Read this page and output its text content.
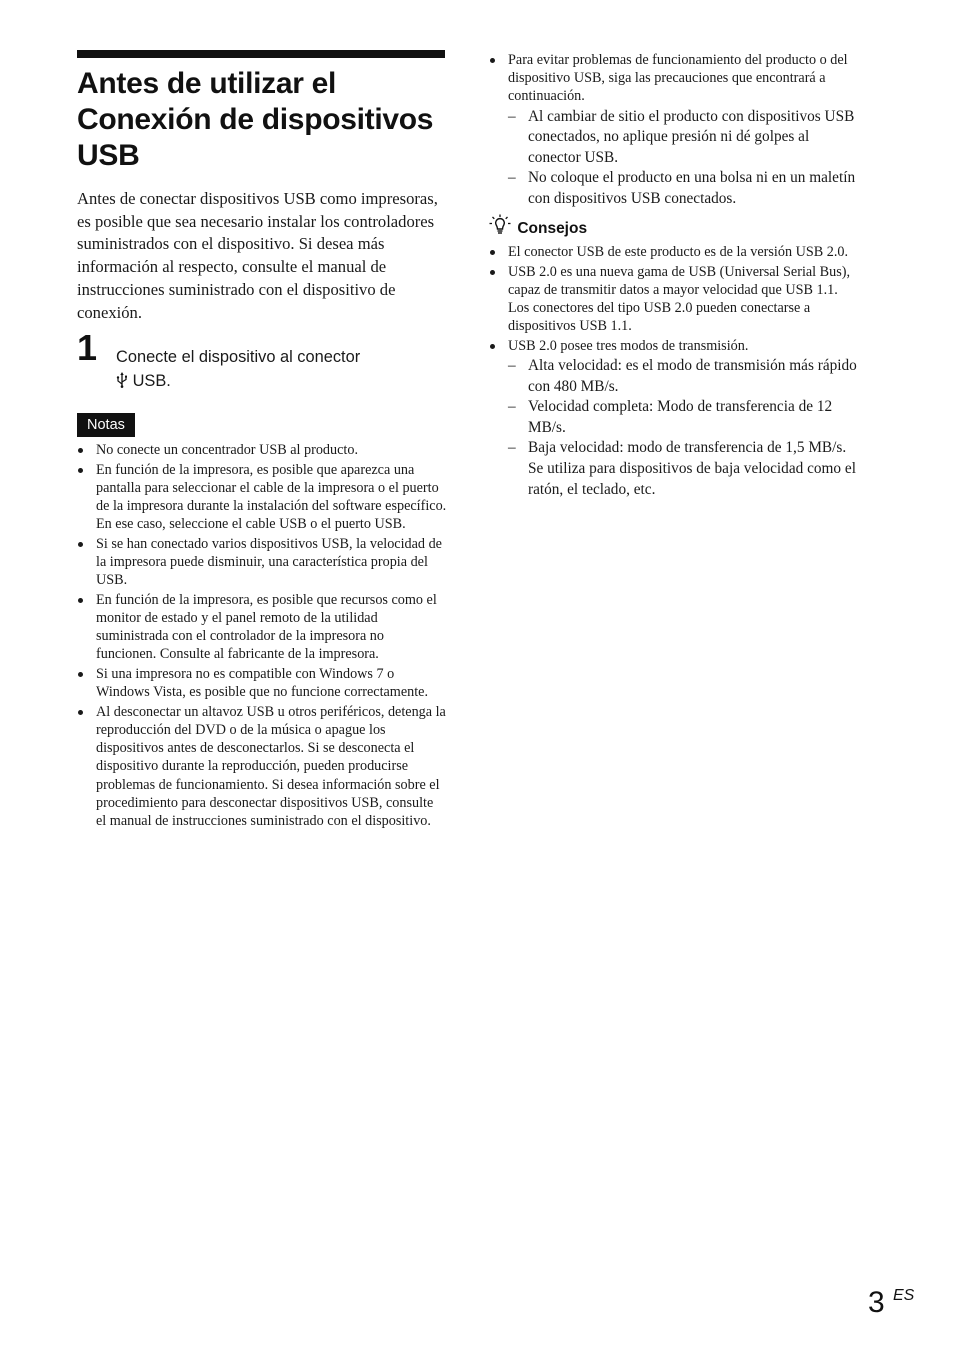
Antes de utilizar el Conexión de dispositivos USB

Antes de conectar dispositivos USB como impresoras, es posible que sea necesario instalar los controladores suministrados con el dispositivo. Si desea más información al respecto, consulte el manual de instrucciones suministrado con el dispositivo de conexión.

1 Conecte el dispositivo al conector
USB.
Notas
No conecte un concentrador USB al producto.
En función de la impresora, es posible que aparezca una pantalla para seleccionar el cable de la impresora o el puerto de la impresora durante la instalación del software específico. En ese caso, seleccione el cable USB o el puerto USB.
Si se han conectado varios dispositivos USB, la velocidad de la impresora puede disminuir, una característica propia del USB.
En función de la impresora, es posible que recursos como el monitor de estado y el panel remoto de la utilidad suministrada con el controlador de la impresora no funcionen. Consulte al fabricante de la impresora.
Si una impresora no es compatible con Windows 7 o Windows Vista, es posible que no funcione correctamente.
Al desconectar un altavoz USB u otros periféricos, detenga la reproducción del DVD o de la música o apague los dispositivos antes de desconectarlos. Si se desconecta el dispositivo durante la reproducción, pueden producirse problemas de funcionamiento. Si desea información sobre el procedimiento para desconectar dispositivos USB, consulte el manual de instrucciones suministrado con el dispositivo.
Para evitar problemas de funcionamiento del producto o del dispositivo USB, siga las precauciones que encontrará a continuación.
– Al cambiar de sitio el producto con dispositivos USB conectados, no aplique presión ni dé golpes al conector USB.
– No coloque el producto en una bolsa ni en un maletín con dispositivos USB conectados.
Consejos
El conector USB de este producto es de la versión USB 2.0.
USB 2.0 es una nueva gama de USB (Universal Serial Bus), capaz de transmitir datos a mayor velocidad que USB 1.1. Los conectores del tipo USB 2.0 pueden conectarse a dispositivos USB 1.1.
USB 2.0 posee tres modos de transmisión.
– Alta velocidad: es el modo de transmisión más rápido con 480 MB/s.
– Velocidad completa: Modo de transferencia de 12 MB/s.
– Baja velocidad: modo de transferencia de 1,5 MB/s. Se utiliza para dispositivos de baja velocidad como el ratón, el teclado, etc.
3 ES
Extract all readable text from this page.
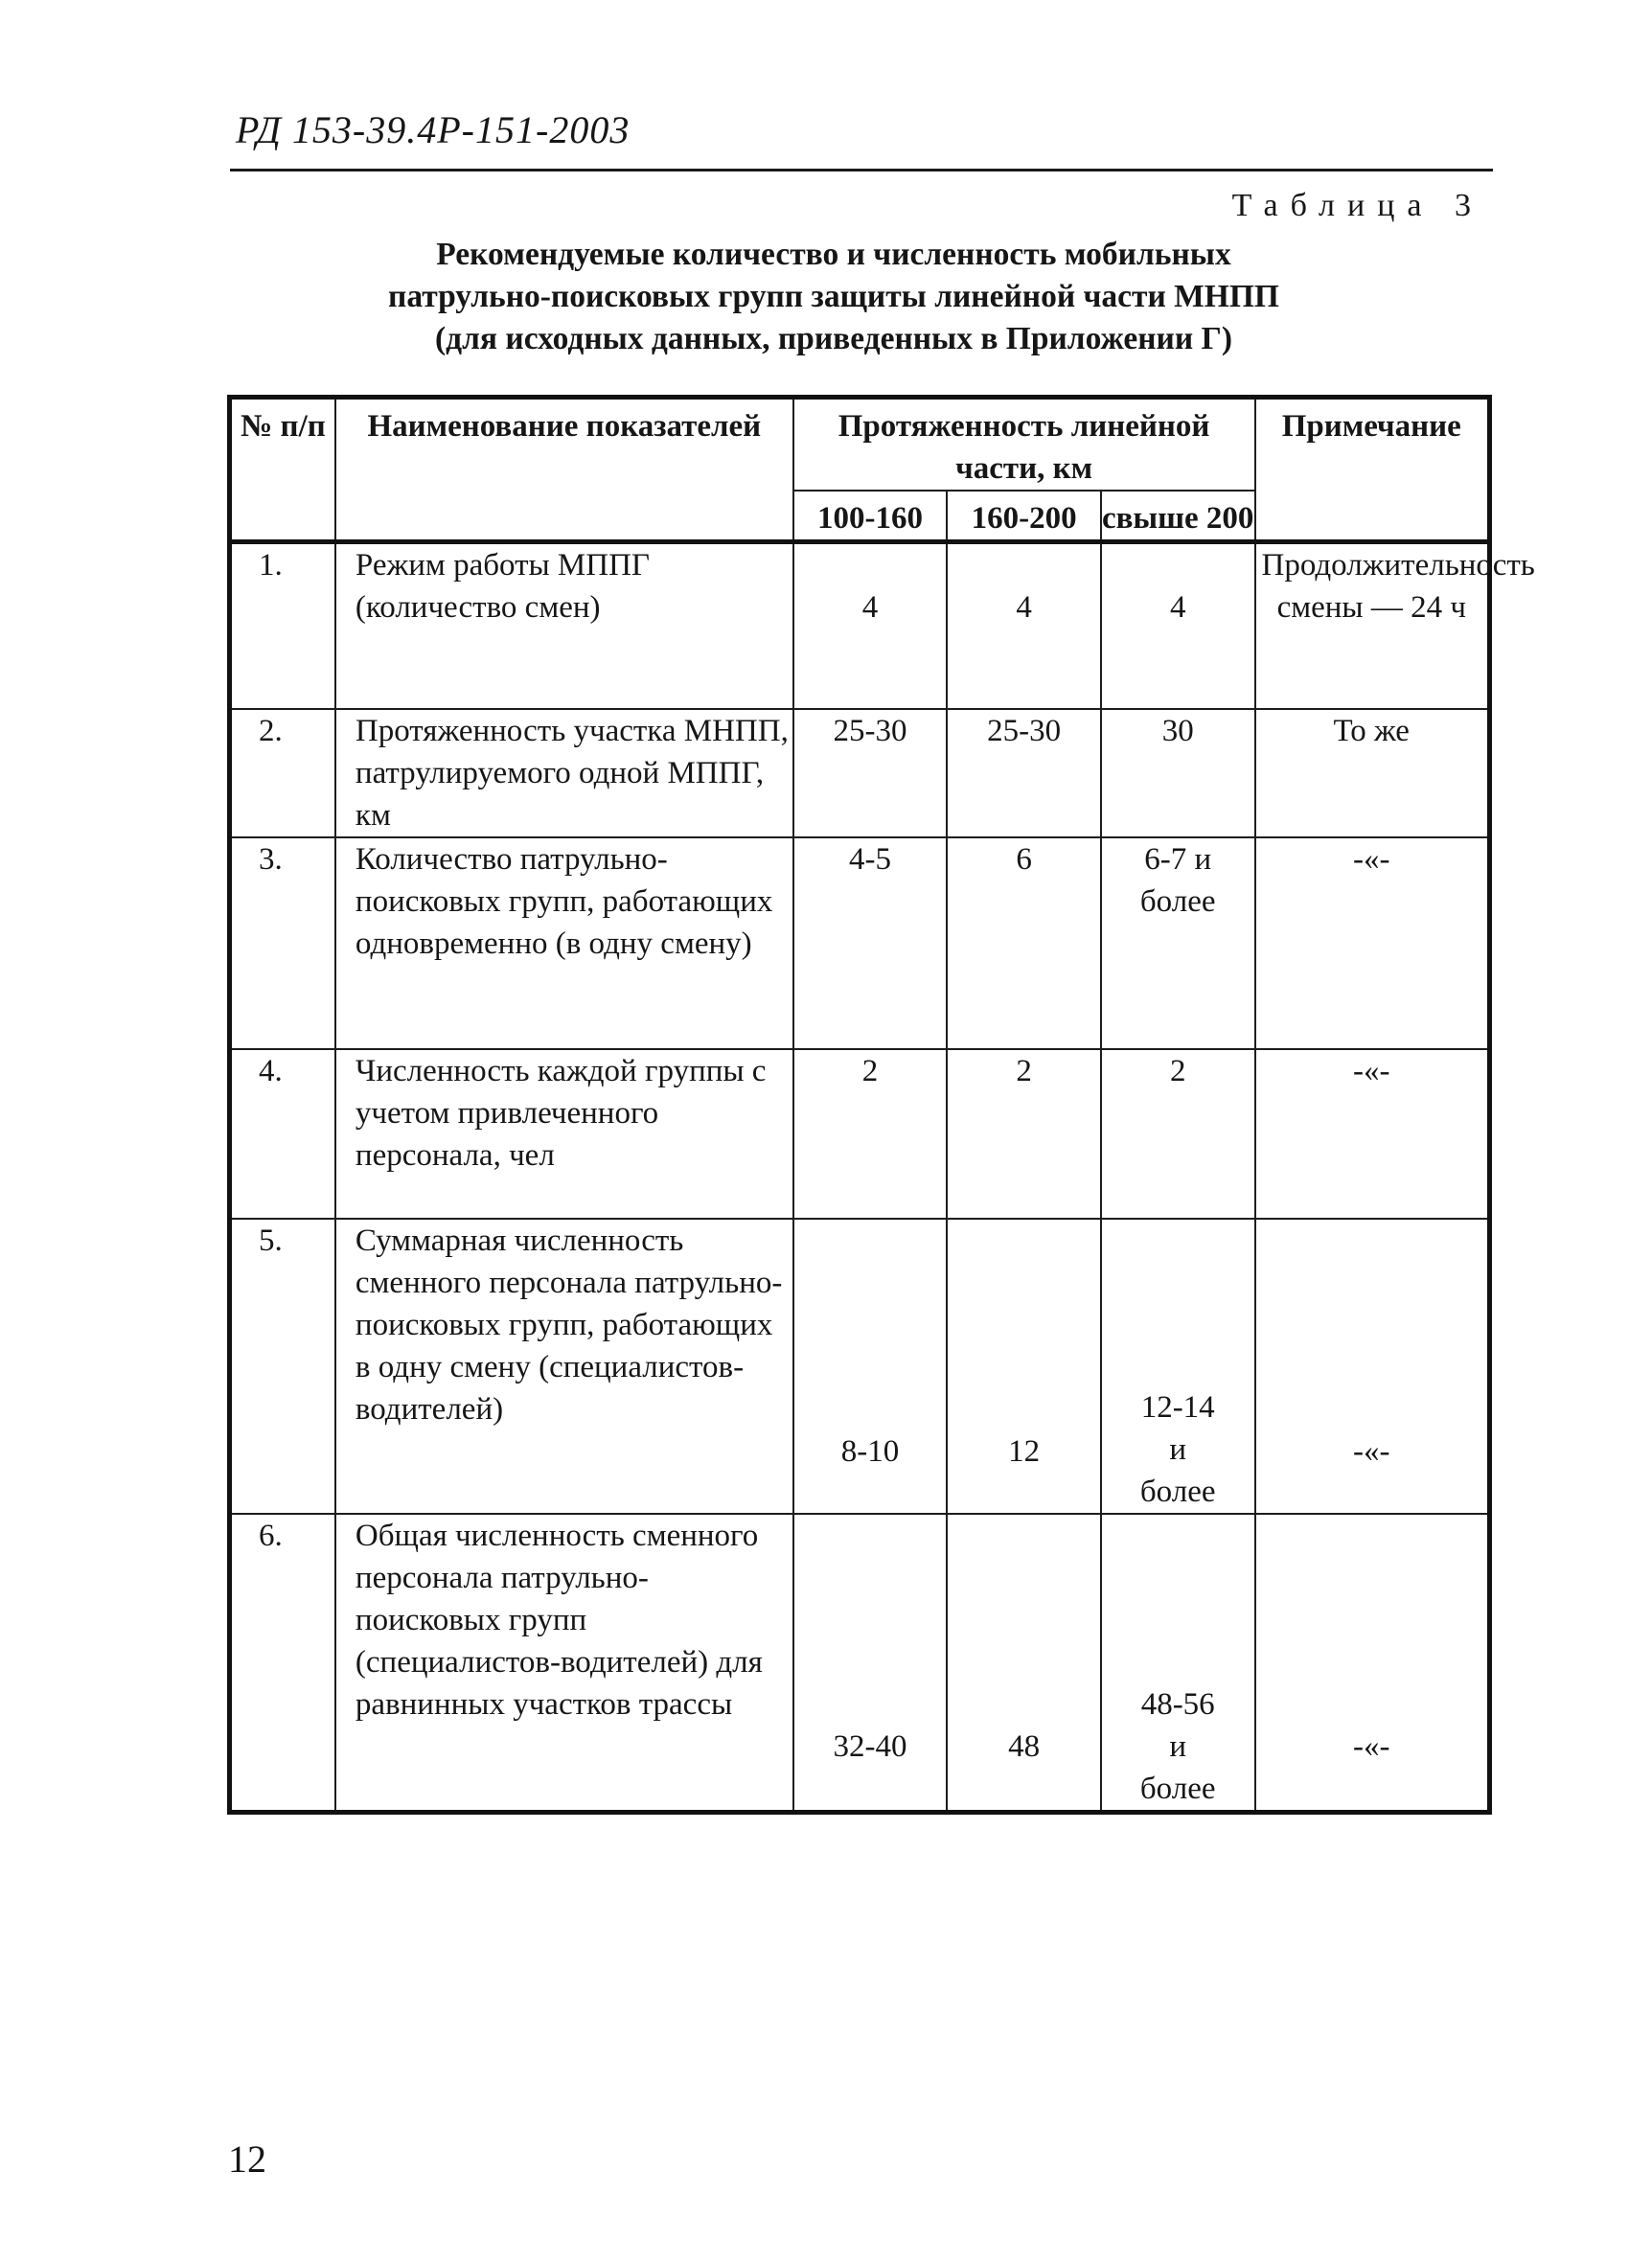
РД 153-39.4Р-151-2003
Таблица 3
Рекомендуемые количество и численность мобильных
патрульно-поисковых групп защиты линейной части МНПП
(для исходных данных, приведенных в Приложении Г)
№ п/п	Наименование показателей	Протяженность линейной части, км			Примечание
		100-160	160-200	свыше 200	
1.	Режим работы МППГ (количество смен)	4	4	4	Продолжительность смены — 24 ч
2.	Протяженность участка МНПП, патрулируемого одной МППГ, км	25-30	25-30	30	То же
3.	Количество патрульно-поисковых групп, работающих одновременно (в одну смену)	4-5	6	6-7 и более	-«-
4.	Численность каждой группы с учетом привлеченного персонала, чел	2	2	2	-«-
5.	Суммарная численность сменного персонала патрульно-поисковых групп, работающих в одну смену (специалистов-водителей)	8-10	12	12-14 и более	-«-
6.	Общая численность сменного персонала патрульно-поисковых групп (специалистов-водителей) для равнинных участков трассы	32-40	48	48-56 и более	-«-
12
···
■ **Stated exercise**
List each line holding the string "Протяженность".

■ **Full response**
№ п/п	Наименование показателей	Протяженность линейной части, км			Примечание
2.	Протяженность участка МНПП, патрулируемого одной МППГ, км	25-30	25-30	30	То же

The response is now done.